━━━━━ Data
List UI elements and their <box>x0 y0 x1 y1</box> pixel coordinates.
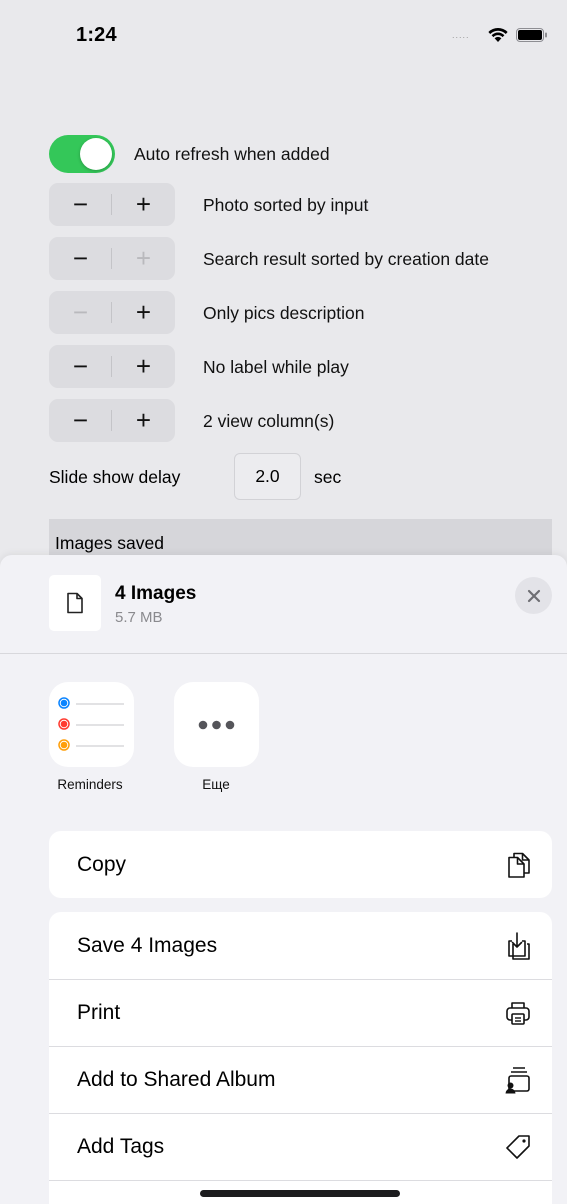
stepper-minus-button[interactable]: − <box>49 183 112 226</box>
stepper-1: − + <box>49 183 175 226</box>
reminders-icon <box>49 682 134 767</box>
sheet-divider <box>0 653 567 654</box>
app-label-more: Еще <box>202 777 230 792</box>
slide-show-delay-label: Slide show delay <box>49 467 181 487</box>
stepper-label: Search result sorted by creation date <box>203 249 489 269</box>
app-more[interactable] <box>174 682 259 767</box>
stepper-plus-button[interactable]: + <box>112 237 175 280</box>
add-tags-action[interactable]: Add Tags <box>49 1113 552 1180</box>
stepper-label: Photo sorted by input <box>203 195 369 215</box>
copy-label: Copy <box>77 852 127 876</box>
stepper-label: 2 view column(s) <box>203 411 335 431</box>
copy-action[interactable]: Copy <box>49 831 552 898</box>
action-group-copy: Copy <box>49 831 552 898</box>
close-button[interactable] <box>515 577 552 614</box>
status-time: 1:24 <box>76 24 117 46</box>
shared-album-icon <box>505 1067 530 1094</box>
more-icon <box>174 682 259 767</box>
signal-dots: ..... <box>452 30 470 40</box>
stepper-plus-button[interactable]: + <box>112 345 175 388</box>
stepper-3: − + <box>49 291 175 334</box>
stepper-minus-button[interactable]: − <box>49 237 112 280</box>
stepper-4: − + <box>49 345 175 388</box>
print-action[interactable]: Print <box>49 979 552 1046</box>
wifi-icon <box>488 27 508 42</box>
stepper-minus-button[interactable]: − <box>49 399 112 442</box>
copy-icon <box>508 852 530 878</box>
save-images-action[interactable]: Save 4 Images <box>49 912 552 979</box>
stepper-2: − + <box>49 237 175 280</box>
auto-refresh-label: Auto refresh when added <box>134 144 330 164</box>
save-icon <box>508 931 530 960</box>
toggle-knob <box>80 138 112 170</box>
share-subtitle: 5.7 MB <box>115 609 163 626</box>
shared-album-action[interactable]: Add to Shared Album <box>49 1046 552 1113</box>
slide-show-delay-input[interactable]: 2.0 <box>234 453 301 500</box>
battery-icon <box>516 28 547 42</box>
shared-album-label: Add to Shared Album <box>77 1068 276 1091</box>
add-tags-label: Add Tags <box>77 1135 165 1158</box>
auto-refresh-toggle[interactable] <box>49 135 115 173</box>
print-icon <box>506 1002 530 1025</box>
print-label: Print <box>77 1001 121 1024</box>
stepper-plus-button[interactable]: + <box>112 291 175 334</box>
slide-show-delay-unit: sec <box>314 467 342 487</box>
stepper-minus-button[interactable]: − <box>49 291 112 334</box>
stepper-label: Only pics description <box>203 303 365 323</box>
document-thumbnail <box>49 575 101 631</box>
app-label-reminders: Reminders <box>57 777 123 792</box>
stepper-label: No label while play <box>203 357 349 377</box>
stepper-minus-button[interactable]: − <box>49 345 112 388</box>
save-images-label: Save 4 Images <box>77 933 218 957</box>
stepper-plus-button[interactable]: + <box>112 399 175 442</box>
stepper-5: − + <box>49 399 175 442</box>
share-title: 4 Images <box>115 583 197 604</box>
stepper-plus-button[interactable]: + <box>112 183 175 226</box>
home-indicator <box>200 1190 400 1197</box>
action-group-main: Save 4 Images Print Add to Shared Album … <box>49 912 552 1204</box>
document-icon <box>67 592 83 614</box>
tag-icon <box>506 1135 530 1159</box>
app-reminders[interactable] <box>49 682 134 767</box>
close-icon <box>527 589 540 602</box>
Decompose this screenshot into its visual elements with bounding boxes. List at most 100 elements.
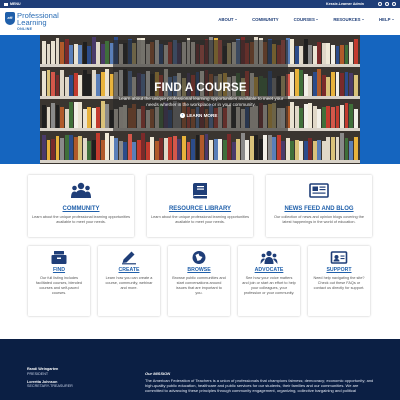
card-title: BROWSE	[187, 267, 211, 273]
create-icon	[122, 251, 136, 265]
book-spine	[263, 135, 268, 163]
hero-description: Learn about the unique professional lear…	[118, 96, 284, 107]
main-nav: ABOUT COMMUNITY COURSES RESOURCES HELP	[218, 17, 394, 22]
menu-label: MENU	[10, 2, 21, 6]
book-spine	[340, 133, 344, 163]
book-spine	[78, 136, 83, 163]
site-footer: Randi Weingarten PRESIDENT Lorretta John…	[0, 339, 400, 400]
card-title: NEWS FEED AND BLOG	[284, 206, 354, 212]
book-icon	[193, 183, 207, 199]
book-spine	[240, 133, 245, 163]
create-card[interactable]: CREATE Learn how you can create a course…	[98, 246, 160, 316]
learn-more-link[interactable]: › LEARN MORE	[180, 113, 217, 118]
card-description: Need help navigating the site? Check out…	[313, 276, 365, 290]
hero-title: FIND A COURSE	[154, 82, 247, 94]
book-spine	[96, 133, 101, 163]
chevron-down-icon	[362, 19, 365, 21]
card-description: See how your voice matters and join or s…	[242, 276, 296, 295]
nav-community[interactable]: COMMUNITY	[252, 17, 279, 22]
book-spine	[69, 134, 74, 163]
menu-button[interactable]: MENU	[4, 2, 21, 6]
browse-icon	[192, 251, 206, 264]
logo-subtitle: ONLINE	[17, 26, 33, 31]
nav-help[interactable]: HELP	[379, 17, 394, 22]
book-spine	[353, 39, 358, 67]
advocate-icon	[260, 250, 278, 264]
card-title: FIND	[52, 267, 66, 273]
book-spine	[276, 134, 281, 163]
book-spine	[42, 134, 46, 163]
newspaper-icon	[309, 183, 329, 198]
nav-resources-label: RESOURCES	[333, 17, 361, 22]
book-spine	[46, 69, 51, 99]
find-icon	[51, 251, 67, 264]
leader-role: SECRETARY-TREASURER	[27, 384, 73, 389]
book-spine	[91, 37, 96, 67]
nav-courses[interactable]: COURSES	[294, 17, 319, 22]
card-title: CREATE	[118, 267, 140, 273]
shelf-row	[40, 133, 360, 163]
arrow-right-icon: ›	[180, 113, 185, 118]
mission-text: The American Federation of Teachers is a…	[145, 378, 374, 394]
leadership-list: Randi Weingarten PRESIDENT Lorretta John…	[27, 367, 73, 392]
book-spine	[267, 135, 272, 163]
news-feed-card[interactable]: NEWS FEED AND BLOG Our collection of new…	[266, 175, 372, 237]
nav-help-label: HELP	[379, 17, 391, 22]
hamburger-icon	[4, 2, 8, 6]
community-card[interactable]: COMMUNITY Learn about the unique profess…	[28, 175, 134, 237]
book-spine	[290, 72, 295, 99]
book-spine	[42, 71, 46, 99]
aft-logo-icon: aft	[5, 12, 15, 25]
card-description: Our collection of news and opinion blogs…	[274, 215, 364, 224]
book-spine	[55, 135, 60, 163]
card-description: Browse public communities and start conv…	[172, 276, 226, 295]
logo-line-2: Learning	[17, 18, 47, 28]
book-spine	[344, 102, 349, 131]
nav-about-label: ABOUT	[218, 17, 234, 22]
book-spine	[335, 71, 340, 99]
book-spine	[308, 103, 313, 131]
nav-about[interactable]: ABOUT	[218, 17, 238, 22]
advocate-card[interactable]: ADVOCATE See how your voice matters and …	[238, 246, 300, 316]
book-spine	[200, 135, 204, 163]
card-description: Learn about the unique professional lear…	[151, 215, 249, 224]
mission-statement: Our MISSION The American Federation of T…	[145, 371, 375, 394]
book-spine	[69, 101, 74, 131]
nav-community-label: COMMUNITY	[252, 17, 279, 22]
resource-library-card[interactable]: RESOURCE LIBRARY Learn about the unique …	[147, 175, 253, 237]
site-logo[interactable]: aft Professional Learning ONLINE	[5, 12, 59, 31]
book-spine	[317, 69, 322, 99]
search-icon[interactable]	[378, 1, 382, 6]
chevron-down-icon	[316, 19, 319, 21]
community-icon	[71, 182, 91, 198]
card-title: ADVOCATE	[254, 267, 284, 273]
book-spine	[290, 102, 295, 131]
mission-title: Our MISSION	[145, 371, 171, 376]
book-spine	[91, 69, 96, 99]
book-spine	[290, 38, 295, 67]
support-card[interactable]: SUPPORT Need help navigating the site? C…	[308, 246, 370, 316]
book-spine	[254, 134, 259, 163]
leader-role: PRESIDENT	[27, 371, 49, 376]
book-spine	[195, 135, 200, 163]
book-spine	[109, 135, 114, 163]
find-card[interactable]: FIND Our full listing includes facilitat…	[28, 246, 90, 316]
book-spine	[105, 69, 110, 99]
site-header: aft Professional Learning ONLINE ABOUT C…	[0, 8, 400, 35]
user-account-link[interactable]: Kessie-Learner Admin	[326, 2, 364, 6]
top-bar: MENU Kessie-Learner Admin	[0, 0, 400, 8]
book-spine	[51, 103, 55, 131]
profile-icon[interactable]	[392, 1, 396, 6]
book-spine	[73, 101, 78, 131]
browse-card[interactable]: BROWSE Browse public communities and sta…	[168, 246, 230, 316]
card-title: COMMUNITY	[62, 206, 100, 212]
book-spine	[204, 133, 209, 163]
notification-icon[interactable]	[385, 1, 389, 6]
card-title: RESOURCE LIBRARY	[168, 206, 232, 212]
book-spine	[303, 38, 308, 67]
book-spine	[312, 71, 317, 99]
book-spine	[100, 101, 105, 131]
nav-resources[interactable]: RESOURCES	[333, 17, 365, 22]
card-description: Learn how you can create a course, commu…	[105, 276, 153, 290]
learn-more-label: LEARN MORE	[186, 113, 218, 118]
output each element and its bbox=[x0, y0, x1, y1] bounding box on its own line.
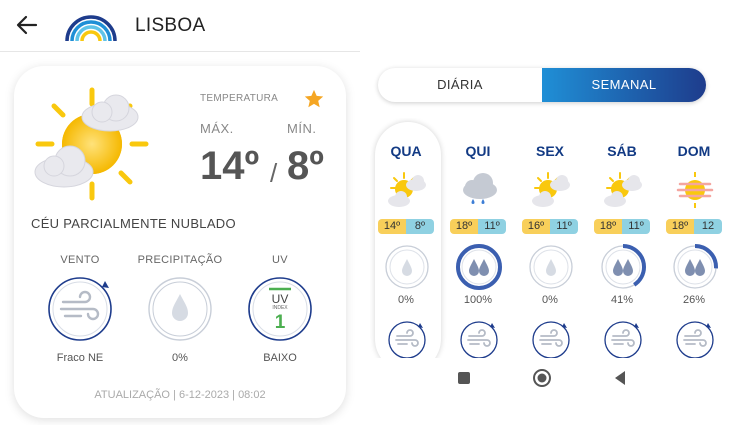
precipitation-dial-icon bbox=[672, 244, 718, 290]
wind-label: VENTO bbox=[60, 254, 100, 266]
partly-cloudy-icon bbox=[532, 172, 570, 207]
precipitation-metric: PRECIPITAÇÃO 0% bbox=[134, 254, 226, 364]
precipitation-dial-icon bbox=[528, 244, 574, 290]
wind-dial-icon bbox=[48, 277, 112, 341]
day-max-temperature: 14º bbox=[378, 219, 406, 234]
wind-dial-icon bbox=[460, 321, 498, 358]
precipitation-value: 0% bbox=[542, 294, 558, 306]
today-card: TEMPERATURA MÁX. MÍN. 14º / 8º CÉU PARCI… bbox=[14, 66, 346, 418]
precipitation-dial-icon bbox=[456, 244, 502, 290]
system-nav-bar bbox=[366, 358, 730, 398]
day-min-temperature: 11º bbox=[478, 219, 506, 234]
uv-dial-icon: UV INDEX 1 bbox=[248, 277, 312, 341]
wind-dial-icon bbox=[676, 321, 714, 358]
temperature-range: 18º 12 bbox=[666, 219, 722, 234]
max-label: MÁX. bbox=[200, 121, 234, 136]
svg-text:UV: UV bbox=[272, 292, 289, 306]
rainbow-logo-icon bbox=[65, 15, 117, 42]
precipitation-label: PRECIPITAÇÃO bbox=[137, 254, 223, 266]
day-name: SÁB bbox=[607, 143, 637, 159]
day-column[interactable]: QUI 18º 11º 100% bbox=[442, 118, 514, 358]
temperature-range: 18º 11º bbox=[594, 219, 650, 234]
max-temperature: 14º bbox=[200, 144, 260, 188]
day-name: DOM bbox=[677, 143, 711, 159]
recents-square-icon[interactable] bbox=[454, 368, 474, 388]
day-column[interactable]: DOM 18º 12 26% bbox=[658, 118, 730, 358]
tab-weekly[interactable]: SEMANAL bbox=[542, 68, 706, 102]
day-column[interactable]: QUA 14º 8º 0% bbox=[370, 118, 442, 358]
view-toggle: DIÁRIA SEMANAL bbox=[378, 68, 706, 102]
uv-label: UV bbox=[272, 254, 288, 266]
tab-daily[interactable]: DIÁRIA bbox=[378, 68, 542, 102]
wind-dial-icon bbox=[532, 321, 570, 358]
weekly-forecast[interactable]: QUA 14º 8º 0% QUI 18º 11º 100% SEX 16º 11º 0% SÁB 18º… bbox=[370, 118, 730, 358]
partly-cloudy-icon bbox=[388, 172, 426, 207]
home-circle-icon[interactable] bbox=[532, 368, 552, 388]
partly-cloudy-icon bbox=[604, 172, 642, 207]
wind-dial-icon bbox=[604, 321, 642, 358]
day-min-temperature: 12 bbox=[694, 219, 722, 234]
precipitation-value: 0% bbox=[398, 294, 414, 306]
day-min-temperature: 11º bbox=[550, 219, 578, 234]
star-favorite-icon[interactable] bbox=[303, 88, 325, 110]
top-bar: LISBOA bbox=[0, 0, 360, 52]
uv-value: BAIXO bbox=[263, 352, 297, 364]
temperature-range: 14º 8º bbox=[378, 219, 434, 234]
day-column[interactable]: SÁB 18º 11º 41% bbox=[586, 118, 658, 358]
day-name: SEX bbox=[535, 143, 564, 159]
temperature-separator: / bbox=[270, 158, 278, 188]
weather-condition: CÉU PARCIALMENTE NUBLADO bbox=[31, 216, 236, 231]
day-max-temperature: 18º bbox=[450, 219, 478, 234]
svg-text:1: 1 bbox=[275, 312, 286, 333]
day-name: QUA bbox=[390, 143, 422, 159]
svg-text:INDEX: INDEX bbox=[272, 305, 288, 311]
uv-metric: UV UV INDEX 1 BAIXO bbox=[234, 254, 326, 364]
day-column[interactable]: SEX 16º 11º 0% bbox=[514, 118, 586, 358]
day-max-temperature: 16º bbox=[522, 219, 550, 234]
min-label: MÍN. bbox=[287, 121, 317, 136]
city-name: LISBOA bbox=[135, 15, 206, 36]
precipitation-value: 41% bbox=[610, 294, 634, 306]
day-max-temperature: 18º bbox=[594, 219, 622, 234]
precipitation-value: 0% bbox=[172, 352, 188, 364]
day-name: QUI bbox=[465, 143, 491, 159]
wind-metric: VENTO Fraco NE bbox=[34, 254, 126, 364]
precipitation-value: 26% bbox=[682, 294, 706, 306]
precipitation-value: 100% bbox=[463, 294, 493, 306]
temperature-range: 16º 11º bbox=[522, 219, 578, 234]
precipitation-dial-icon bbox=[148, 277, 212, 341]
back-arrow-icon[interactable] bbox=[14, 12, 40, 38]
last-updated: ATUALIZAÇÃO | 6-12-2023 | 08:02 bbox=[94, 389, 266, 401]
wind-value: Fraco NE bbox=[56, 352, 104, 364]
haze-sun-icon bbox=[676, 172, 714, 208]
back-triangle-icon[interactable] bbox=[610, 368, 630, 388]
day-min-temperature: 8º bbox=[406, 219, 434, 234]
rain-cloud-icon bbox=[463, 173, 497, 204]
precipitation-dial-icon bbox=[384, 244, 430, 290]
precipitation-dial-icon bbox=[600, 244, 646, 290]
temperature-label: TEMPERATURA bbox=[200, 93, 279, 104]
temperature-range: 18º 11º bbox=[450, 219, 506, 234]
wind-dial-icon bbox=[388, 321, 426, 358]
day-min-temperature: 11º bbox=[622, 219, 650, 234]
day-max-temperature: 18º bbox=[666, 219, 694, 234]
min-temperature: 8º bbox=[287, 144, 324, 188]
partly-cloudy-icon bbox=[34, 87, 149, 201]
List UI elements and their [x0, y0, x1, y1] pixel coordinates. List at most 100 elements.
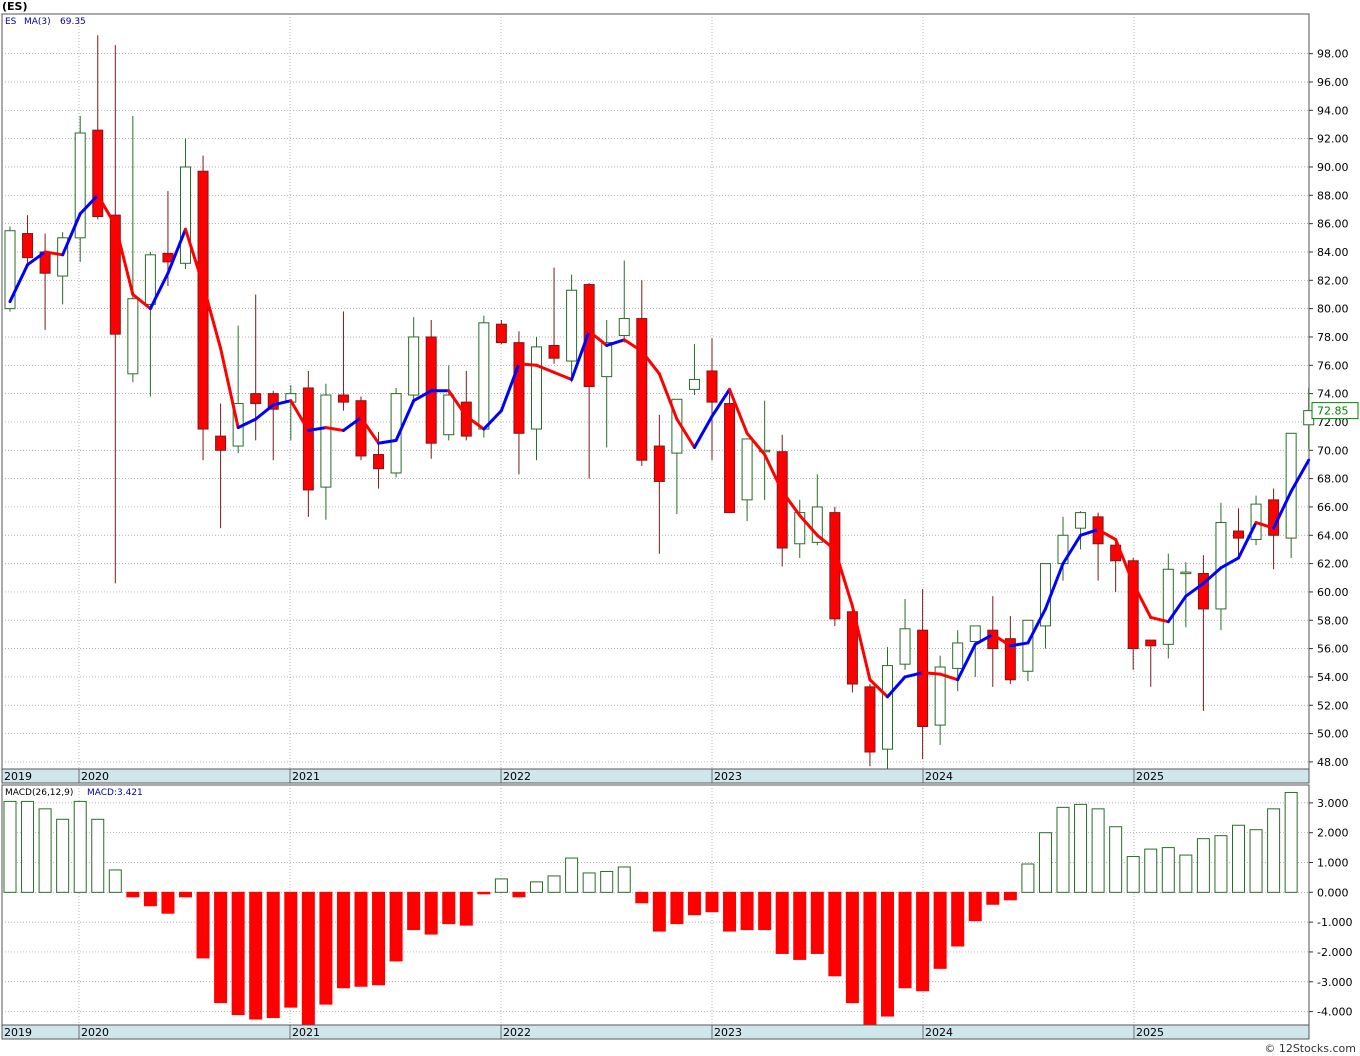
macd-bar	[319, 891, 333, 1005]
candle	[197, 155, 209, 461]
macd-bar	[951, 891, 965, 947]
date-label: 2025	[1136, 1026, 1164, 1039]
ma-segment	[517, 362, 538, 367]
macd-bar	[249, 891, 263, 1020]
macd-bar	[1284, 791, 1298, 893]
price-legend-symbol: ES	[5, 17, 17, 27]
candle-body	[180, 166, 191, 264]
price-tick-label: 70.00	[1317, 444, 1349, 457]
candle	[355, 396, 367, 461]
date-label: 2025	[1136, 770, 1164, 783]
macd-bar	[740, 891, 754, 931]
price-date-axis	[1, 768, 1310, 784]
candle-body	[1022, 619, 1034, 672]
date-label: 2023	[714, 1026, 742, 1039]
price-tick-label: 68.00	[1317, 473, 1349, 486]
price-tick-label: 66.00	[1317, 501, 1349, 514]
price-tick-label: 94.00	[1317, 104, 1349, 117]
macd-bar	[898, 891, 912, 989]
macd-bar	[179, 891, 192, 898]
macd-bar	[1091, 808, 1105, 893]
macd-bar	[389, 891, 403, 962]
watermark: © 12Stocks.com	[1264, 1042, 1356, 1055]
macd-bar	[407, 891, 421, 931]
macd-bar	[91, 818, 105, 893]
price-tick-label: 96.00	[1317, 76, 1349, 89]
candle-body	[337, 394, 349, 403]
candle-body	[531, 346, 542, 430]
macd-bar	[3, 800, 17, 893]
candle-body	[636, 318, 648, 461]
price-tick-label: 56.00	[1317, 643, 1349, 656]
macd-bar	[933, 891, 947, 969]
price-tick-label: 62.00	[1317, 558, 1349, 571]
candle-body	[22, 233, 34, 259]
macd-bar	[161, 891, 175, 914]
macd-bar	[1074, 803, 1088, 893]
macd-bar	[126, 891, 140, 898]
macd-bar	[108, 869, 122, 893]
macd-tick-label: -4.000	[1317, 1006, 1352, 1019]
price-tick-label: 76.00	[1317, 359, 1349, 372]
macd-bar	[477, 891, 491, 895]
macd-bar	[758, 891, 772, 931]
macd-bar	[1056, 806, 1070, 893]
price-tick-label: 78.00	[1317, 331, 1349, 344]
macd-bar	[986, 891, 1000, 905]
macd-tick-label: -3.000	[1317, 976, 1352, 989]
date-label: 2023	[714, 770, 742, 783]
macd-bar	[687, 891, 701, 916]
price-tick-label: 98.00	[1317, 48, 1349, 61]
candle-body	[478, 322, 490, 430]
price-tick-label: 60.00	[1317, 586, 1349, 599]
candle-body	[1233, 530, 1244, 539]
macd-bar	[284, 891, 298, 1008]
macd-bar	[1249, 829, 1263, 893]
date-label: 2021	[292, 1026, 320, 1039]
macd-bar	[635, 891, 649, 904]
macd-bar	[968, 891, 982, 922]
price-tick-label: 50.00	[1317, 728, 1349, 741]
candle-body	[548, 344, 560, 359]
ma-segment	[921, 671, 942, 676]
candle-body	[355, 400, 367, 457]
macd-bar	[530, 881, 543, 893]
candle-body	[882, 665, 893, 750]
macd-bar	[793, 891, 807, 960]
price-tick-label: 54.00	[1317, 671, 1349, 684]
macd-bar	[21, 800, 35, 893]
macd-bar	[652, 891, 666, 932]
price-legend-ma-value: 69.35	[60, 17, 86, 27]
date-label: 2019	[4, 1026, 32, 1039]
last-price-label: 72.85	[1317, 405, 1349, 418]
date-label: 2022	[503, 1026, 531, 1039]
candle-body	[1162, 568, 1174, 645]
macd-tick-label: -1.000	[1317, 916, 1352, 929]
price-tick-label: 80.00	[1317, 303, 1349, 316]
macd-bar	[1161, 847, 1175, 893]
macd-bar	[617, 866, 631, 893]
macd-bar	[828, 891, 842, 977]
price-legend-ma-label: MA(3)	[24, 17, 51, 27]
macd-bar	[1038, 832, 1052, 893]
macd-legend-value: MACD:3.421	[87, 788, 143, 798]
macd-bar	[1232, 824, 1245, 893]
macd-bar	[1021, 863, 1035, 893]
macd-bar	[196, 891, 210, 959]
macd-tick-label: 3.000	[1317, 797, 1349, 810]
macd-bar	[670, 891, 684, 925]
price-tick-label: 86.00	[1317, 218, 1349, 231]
━━━━━━━━━━
Your objective: Output word for word the section of the listing that starts with the line containing "267, 211, 273]" and ends with the line containing "create-card[interactable]: CREATE Learn", including both of those lines.

Answer for this exercise:
card-title: BROWSE	[187, 267, 211, 273]
create-icon	[122, 251, 136, 265]
book-spine	[263, 135, 268, 163]
hero-description: Learn about the unique professional lear…	[118, 96, 284, 107]
main-nav: ABOUT COMMUNITY COURSES RESOURCES HELP	[218, 17, 394, 22]
menu-label: MENU	[10, 2, 21, 6]
book-spine	[340, 133, 344, 163]
book-spine	[78, 136, 83, 163]
site-footer: Randi Weingarten PRESIDENT Lorretta John…	[0, 339, 400, 400]
card-title: NEWS FEED AND BLOG	[284, 206, 354, 212]
book-icon	[193, 183, 207, 199]
book-spine	[240, 133, 245, 163]
create-card[interactable]: CREATE Learn how you can create a course…	[98, 246, 160, 316]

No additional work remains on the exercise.